Work to be completed: Identify the lines containing the word "Schelphoek". Copy each one.

Supplied records:
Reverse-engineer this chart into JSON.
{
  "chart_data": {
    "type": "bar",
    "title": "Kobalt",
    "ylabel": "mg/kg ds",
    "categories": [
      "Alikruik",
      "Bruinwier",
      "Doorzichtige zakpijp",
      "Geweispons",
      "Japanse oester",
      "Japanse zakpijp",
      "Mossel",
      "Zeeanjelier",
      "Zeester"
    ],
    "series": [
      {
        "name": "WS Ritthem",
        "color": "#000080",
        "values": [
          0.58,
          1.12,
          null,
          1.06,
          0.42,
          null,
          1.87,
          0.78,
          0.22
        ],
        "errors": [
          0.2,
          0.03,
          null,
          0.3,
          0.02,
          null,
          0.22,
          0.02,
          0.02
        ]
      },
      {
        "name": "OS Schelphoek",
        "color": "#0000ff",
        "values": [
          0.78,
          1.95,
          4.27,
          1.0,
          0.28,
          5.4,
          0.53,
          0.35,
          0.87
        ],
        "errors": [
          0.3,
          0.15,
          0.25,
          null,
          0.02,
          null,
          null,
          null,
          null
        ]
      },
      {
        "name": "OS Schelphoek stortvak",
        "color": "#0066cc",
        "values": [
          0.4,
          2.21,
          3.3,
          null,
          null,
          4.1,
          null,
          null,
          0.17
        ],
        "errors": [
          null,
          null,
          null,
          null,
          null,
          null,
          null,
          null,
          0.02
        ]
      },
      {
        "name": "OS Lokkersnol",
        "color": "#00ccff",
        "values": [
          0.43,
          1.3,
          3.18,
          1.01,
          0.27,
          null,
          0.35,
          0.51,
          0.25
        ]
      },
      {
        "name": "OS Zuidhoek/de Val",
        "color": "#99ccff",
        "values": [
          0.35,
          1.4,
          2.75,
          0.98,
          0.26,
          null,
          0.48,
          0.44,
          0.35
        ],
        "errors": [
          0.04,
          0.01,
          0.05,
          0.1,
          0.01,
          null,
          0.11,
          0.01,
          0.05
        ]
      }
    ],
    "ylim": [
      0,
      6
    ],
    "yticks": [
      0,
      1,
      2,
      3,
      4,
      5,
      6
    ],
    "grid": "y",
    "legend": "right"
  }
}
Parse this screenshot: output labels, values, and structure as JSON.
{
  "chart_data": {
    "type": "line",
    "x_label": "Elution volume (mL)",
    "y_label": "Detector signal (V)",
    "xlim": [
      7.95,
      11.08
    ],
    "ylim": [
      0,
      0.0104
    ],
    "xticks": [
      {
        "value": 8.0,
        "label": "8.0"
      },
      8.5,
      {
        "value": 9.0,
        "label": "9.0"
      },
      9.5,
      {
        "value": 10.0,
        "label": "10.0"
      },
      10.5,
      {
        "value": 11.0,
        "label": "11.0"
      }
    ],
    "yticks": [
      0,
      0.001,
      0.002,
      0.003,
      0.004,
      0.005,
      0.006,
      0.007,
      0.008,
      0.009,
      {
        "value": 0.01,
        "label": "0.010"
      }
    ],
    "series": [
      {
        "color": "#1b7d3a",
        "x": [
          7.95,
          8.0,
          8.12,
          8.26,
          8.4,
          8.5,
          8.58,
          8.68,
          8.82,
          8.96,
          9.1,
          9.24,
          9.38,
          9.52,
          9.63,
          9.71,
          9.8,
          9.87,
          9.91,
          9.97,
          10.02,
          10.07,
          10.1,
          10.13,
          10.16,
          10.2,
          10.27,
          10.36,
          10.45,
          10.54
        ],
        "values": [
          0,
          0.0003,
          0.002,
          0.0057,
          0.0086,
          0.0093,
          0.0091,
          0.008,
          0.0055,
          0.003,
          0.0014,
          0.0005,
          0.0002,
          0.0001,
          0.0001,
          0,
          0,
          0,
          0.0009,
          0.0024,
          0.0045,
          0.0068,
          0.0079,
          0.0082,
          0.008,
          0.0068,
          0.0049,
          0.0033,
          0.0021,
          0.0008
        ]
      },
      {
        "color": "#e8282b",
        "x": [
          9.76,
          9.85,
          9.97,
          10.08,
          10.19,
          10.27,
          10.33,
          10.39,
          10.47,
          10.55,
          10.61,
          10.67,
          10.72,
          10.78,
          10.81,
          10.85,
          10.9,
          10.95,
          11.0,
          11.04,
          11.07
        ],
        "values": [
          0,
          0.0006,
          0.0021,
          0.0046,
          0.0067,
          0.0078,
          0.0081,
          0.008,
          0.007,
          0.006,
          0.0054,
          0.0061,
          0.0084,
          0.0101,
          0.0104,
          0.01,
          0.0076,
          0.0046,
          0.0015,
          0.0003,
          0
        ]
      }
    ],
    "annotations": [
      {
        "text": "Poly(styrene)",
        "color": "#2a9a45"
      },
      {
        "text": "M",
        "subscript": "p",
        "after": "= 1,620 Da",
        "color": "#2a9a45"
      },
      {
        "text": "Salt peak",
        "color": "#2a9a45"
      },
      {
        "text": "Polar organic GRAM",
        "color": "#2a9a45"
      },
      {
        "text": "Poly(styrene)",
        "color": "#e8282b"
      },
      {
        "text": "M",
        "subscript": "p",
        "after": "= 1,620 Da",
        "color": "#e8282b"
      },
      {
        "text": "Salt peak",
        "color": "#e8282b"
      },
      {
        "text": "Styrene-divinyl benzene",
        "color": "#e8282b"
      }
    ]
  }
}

Written response:
        "name": "OS Schelphoek",
        "name": "OS Schelphoek stortvak",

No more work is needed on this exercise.